* [What you have to do]: Every line from the one with "Enumerate this screenshot's" to the end of the data needs to be copied exactly, and no line before it.

Records from a collection of figures
========
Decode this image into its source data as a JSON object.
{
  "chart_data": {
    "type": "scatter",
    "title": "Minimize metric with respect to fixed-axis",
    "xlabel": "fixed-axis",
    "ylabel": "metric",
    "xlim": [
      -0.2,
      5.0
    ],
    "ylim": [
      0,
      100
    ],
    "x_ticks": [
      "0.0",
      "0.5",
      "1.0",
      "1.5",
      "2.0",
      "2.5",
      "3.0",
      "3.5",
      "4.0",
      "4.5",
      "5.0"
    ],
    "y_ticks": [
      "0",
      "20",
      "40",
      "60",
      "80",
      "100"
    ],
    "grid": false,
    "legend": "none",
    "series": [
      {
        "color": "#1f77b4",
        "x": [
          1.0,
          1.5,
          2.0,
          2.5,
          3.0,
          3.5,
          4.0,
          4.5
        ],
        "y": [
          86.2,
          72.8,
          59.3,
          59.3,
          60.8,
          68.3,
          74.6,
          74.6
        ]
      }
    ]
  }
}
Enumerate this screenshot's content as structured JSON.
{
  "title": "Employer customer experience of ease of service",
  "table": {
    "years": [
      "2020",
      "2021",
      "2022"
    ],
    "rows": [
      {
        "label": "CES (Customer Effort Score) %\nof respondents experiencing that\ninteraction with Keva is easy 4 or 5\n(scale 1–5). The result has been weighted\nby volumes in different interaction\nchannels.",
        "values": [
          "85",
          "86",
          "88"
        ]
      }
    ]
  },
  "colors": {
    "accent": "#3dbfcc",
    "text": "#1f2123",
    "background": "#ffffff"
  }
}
========
* [Correct result]:
Enumerate this screenshot's content as structured JSON.
{
  "title": "Employer customer experience of ease of service",
  "table": {
    "years": [
      "2020",
      "2021",
      "2022"
    ],
    "rows": [
      {
        "label": "CES (Customer Effort Score) %\nof respondents experiencing that\ninteraction with Keva is easy 4 or 5\n(scale 1–5). The result has been weighted\nby volumes in different interaction\nchannels.",
        "values": [
          "85",
          "86",
          "88"
        ]
      }
    ]
  },
  "colors": {
    "accent": "#3dbfcc",
    "text": "#1f2123",
    "background": "#ffffff"
  }
}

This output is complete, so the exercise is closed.